===== Records for the exercise =====

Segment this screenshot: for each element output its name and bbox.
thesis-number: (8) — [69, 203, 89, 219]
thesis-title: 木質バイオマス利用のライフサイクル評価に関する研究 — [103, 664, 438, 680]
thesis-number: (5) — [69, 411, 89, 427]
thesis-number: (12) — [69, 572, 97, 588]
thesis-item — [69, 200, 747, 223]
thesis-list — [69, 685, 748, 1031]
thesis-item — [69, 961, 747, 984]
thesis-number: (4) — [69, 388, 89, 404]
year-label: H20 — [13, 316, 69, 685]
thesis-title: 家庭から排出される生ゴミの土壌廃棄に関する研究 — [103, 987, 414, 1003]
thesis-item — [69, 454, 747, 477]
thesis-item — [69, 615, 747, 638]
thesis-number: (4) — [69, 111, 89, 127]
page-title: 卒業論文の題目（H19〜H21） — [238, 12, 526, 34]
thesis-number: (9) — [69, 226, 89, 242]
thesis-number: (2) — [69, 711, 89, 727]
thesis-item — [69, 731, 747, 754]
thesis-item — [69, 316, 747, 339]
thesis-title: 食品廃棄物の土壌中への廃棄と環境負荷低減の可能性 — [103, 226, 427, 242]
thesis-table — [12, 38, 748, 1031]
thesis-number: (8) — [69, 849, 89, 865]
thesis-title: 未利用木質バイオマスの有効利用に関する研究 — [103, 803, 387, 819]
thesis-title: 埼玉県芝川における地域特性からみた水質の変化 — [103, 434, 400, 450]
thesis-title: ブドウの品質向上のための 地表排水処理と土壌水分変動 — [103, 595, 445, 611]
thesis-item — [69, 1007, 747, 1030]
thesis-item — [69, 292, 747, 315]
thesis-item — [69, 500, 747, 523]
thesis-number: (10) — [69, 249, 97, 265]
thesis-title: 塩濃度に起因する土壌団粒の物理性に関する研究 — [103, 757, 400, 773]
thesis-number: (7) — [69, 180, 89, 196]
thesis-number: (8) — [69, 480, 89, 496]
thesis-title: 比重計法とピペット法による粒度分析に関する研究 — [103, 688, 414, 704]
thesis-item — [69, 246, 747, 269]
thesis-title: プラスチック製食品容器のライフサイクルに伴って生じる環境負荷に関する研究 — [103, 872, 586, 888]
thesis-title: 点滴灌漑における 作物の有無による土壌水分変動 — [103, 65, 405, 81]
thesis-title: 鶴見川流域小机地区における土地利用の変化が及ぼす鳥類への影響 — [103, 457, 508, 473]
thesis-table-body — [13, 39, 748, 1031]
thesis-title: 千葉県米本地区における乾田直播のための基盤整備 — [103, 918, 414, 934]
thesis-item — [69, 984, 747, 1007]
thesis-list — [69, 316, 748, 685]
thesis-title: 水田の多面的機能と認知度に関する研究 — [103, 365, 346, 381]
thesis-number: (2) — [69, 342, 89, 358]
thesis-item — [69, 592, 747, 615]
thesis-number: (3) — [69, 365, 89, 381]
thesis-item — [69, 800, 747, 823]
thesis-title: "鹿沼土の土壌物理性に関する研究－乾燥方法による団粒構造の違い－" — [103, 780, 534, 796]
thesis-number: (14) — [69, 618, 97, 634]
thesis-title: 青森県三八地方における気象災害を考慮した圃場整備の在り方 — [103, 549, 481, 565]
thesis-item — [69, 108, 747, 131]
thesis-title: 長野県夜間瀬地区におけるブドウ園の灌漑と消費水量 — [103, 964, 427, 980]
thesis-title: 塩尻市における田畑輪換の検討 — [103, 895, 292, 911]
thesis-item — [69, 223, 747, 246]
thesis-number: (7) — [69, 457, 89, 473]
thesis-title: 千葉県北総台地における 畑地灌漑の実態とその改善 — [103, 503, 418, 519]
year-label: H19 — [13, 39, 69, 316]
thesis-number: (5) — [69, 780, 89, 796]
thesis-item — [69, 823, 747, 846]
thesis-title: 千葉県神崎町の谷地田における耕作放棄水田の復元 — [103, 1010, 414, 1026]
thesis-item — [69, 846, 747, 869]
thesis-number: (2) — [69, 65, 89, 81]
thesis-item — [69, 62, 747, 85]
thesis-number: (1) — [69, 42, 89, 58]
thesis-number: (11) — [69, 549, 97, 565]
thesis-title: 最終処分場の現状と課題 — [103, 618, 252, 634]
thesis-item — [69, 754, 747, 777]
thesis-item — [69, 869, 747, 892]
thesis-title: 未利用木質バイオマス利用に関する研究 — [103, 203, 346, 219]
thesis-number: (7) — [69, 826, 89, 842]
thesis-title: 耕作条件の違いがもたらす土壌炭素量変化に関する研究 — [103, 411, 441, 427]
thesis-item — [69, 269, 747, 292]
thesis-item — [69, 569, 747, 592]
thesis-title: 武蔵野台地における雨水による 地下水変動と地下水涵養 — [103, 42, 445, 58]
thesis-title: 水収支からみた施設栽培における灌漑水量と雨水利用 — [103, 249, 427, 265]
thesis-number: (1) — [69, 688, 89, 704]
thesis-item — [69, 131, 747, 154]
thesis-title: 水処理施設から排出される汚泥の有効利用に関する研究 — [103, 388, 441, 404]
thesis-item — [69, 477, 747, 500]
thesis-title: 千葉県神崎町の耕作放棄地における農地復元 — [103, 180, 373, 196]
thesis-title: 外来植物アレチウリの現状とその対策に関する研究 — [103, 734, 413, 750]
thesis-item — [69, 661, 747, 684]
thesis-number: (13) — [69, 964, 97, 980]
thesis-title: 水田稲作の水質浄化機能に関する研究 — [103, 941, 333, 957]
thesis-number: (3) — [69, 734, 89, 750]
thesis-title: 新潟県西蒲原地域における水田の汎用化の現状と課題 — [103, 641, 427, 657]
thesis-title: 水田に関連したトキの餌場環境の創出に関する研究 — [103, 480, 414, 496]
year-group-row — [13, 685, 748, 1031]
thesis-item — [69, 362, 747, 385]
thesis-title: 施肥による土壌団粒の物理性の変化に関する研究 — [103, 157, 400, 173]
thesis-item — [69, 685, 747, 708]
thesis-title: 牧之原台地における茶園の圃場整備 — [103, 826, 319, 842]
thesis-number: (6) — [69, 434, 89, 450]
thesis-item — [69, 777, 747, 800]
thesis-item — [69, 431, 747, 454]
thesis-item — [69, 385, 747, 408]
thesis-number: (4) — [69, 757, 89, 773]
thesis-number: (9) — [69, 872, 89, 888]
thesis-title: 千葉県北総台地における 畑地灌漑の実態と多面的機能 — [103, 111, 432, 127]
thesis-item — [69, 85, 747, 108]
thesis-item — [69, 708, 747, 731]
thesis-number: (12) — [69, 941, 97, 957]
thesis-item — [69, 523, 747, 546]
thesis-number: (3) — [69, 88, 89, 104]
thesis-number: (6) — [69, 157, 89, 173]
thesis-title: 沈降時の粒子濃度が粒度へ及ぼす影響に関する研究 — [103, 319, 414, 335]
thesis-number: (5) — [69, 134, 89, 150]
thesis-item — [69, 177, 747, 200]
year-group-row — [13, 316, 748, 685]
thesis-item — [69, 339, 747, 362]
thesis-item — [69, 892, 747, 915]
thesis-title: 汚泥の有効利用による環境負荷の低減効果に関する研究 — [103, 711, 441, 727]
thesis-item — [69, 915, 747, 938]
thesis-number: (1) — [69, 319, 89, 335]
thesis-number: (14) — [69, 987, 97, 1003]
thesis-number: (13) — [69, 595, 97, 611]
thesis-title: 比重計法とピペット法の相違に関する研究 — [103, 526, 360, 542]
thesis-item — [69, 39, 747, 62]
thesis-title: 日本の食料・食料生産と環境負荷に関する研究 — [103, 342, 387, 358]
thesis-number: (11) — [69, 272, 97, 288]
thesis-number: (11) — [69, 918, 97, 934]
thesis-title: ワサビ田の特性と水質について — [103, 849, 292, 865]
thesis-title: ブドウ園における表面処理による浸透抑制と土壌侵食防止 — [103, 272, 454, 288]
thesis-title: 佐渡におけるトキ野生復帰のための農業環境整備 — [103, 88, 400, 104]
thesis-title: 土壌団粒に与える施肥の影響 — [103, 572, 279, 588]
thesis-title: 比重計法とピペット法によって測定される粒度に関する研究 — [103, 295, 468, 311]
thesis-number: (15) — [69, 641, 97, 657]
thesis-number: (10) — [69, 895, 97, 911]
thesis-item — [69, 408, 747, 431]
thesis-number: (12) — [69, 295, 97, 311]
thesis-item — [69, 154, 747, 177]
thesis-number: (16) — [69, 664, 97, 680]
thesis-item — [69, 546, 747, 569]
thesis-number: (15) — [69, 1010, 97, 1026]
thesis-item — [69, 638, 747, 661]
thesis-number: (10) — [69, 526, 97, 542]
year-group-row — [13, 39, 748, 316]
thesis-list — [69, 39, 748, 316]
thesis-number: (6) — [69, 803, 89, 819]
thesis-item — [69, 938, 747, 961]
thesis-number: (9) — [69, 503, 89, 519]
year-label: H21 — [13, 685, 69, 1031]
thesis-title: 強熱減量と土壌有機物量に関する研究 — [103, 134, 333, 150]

=====

**Task to complete**: Swap "thesis-title" for "paper-title" in the lines that begin at the start of the records and end with the line containing "thesis-number: (5) — [69, 411, 89, 427]", and leave everything else in them unchanged. Reproduce only those lines.

**Exercise result**:
Segment this screenshot: for each element output its name and bbox.
thesis-number: (8) — [69, 203, 89, 219]
paper-title: 木質バイオマス利用のライフサイクル評価に関する研究 — [103, 664, 438, 680]
thesis-number: (5) — [69, 411, 89, 427]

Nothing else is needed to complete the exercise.